■ Work to complete
Since only the written part is wanted, repeat the records exactly and omit the pictures.

[Page image transcription data]
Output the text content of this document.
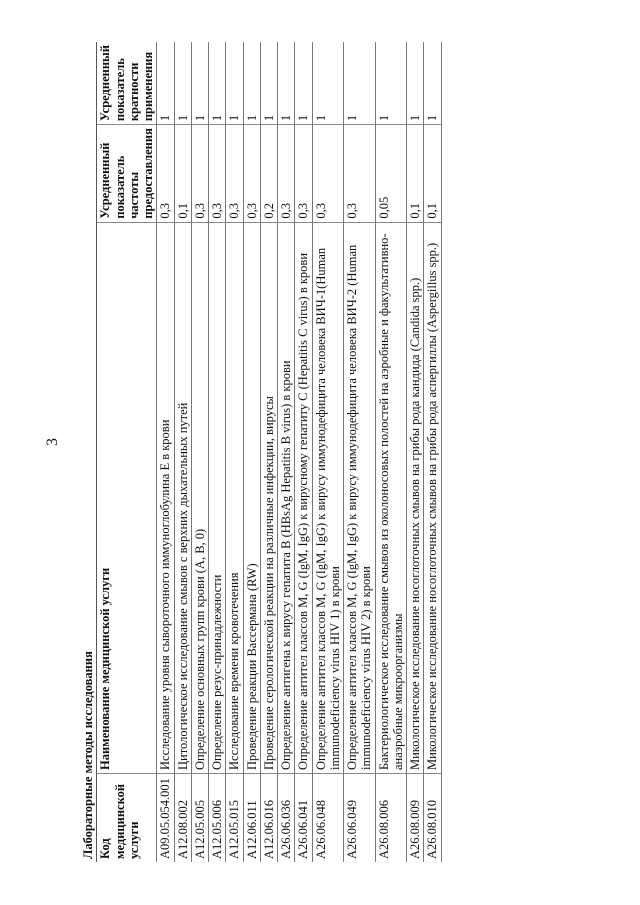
3
Лабораторные методы исследования			
Код медицинской услуги	Наименование медицинской услуги	Усредненный показатель частоты предоставления	Усредненный показатель кратности применения
A09.05.054.001	Исследование уровня сывороточного иммуноглобулина E в крови	0,3	1
A12.08.002	Цитологическое исследование смывов с верхних дыхательных путей	0,1	1
A12.05.005	Определение основных групп крови (A, B, 0)	0,3	1
A12.05.006	Определение резус-принадлежности	0,3	1
A12.05.015	Исследование времени кровотечения	0,3	1
A12.06.011	Проведение реакции Вассермана (RW)	0,3	1
A12.06.016	Проведение серологической реакции на различные инфекции, вирусы	0,2	1
A26.06.036	Определение антигена к вирусу гепатита B (HBsAg Hepatitis B virus) в крови	0,3	1
A26.06.041	Определение антител классов M, G (IgM, IgG) к вирусному гепатиту C (Hepatitis C virus) в крови	0,3	1
A26.06.048	Определение антител классов M, G (IgM, IgG) к вирусу иммунодефицита человека ВИЧ-1(Human immunodeficiency virus HIV 1) в крови	0,3	1
A26.06.049	Определение антител классов M, G (IgM, IgG) к вирусу иммунодефицита человека ВИЧ-2 (Human immunodeficiency virus HIV 2) в крови	0,3	1
A26.08.006	Бактериологическое исследование смывов из околоносовых полостей на аэробные и факультативно-анаэробные микроорганизмы	0,05	1
A26.08.009	Микологическое исследование носоглоточных смывов на грибы рода кандида (Candida spp.)	0,1	1
A26.08.010	Микологическое исследование носоглоточных смывов на грибы рода аспергиллы (Aspergillus spp.)	0,1	1
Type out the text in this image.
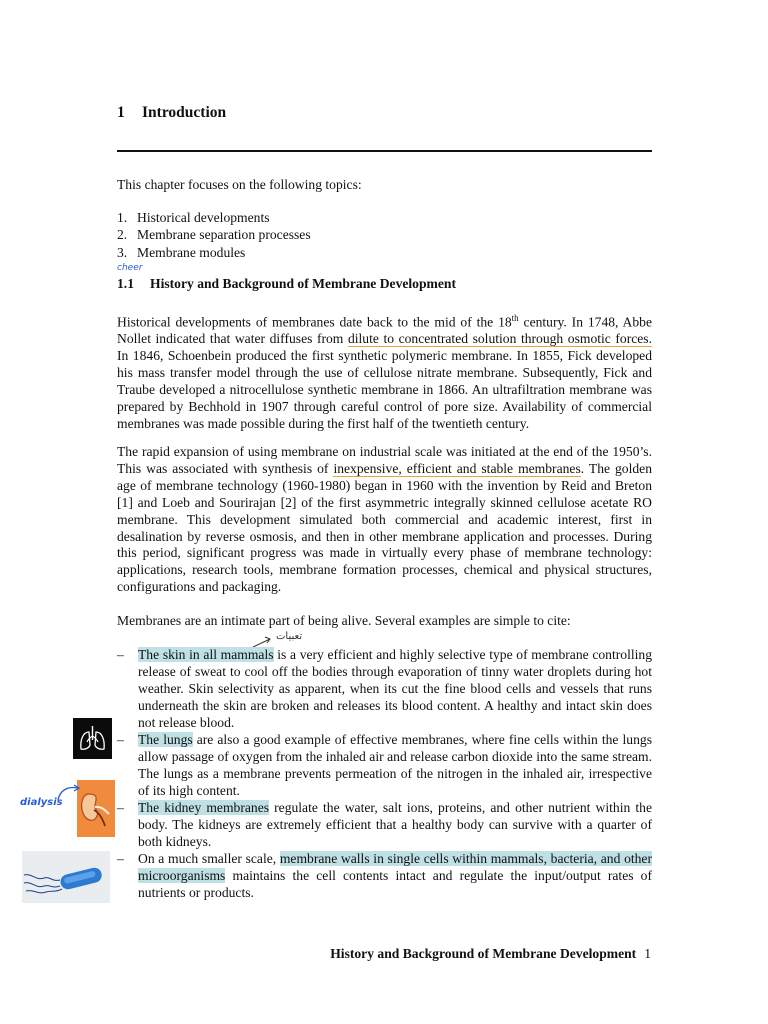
1 Introduction

This chapter focuses on the following topics:

1. Historical developments
2. Membrane separation processes
3. Membrane modules
cheer
1.1 History and Background of Membrane Development

Historical developments of membranes date back to the mid of the 18th century. In 1748, Abbe Nollet indicated that water diffuses from dilute to concentrated solution through osmotic forces. In 1846, Schoenbein produced the first synthetic polymeric membrane. In 1855, Fick developed his mass transfer model through the use of cellulose nitrate membrane. Subsequently, Fick and Traube developed a nitrocellulose synthetic membrane in 1866. An ultrafiltration membrane was prepared by Bechhold in 1907 through careful control of pore size. Availability of commercial membranes was made possible during the first half of the twentieth century.

The rapid expansion of using membrane on industrial scale was initiated at the end of the 1950’s. This was associated with synthesis of inexpensive, efficient and stable membranes. The golden age of membrane technology (1960-1980) began in 1960 with the invention by Reid and Breton [1] and Loeb and Sourirajan [2] of the first asymmetric integrally skinned cellulose acetate RO membrane. This development simulated both commercial and academic interest, first in desalination by reverse osmosis, and then in other membrane application and processes. During this period, significant progress was made in virtually every phase of membrane technology: applications, research tools, membrane formation processes, chemical and physical structures, configurations and packaging.

Membranes are an intimate part of being alive. Several examples are simple to cite:

تعبيات
– The skin in all mammals is a very efficient and highly selective type of membrane controlling release of sweat to cool off the bodies through evaporation of tinny water droplets during hot weather. Skin selectivity as apparent, when its cut the fine blood cells and vessels that runs underneath the skin are broken and releases its blood content. A healthy and intact skin does not release blood.
– The lungs are also a good example of effective membranes, where fine cells within the lungs allow passage of oxygen from the inhaled air and release carbon dioxide into the same stream. The lungs as a membrane prevents permeation of the nitrogen in the inhaled air, irrespective of its high content.
– The kidney membranes regulate the water, salt ions, proteins, and other nutrient within the body. The kidneys are extremely efficient that a healthy body can survive with a quarter of both kidneys.
– On a much smaller scale, membrane walls in single cells within mammals, bacteria, and other microorganisms maintains the cell contents intact and regulate the input/output rates of nutrients or products.
dialysis
History and Background of Membrane Development 1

■ Solution to this problem
Output the text content of this document.
3
Лабораторные методы исследования			
Код медицинской услуги	Наименование медицинской услуги	Усредненный показатель частоты предоставления	Усредненный показатель кратности применения
A09.05.054.001	Исследование уровня сывороточного иммуноглобулина E в крови	0,3	1
A12.08.002	Цитологическое исследование смывов с верхних дыхательных путей	0,1	1
A12.05.005	Определение основных групп крови (A, B, 0)	0,3	1
A12.05.006	Определение резус-принадлежности	0,3	1
A12.05.015	Исследование времени кровотечения	0,3	1
A12.06.011	Проведение реакции Вассермана (RW)	0,3	1
A12.06.016	Проведение серологической реакции на различные инфекции, вирусы	0,2	1
A26.06.036	Определение антигена к вирусу гепатита B (HBsAg Hepatitis B virus) в крови	0,3	1
A26.06.041	Определение антител классов M, G (IgM, IgG) к вирусному гепатиту C (Hepatitis C virus) в крови	0,3	1
A26.06.048	Определение антител классов M, G (IgM, IgG) к вирусу иммунодефицита человека ВИЧ-1(Human immunodeficiency virus HIV 1) в крови	0,3	1
A26.06.049	Определение антител классов M, G (IgM, IgG) к вирусу иммунодефицита человека ВИЧ-2 (Human immunodeficiency virus HIV 2) в крови	0,3	1
A26.08.006	Бактериологическое исследование смывов из околоносовых полостей на аэробные и факультативно-анаэробные микроорганизмы	0,05	1
A26.08.009	Микологическое исследование носоглоточных смывов на грибы рода кандида (Candida spp.)	0,1	1
A26.08.010	Микологическое исследование носоглоточных смывов на грибы рода аспергиллы (Aspergillus spp.)	0,1	1
Type out the text in this image.
1 Introduction

This chapter focuses on the following topics:

1. Historical developments
2. Membrane separation processes
3. Membrane modules
cheer
1.1 History and Background of Membrane Development

Historical developments of membranes date back to the mid of the 18th century. In 1748, Abbe Nollet indicated that water diffuses from dilute to concentrated solution through osmotic forces. In 1846, Schoenbein produced the first synthetic polymeric membrane. In 1855, Fick developed his mass transfer model through the use of cellulose nitrate membrane. Subsequently, Fick and Traube developed a nitrocellulose synthetic membrane in 1866. An ultrafiltration membrane was prepared by Bechhold in 1907 through careful control of pore size. Availability of commercial membranes was made possible during the first half of the twentieth century.

The rapid expansion of using membrane on industrial scale was initiated at the end of the 1950’s. This was associated with synthesis of inexpensive, efficient and stable membranes. The golden age of membrane technology (1960-1980) began in 1960 with the invention by Reid and Breton [1] and Loeb and Sourirajan [2] of the first asymmetric integrally skinned cellulose acetate RO membrane. This development simulated both commercial and academic interest, first in desalination by reverse osmosis, and then in other membrane application and processes. During this period, significant progress was made in virtually every phase of membrane technology: applications, research tools, membrane formation processes, chemical and physical structures, configurations and packaging.

Membranes are an intimate part of being alive. Several examples are simple to cite:

تعبيات
– The skin in all mammals is a very efficient and highly selective type of membrane controlling release of sweat to cool off the bodies through evaporation of tinny water droplets during hot weather. Skin selectivity as apparent, when its cut the fine blood cells and vessels that runs underneath the skin are broken and releases its blood content. A healthy and intact skin does not release blood.
– The lungs are also a good example of effective membranes, where fine cells within the lungs allow passage of oxygen from the inhaled air and release carbon dioxide into the same stream. The lungs as a membrane prevents permeation of the nitrogen in the inhaled air, irrespective of its high content.
– The kidney membranes regulate the water, salt ions, proteins, and other nutrient within the body. The kidneys are extremely efficient that a healthy body can survive with a quarter of both kidneys.
– On a much smaller scale, membrane walls in single cells within mammals, bacteria, and other microorganisms maintains the cell contents intact and regulate the input/output rates of nutrients or products.
dialysis
History and Background of Membrane Development 1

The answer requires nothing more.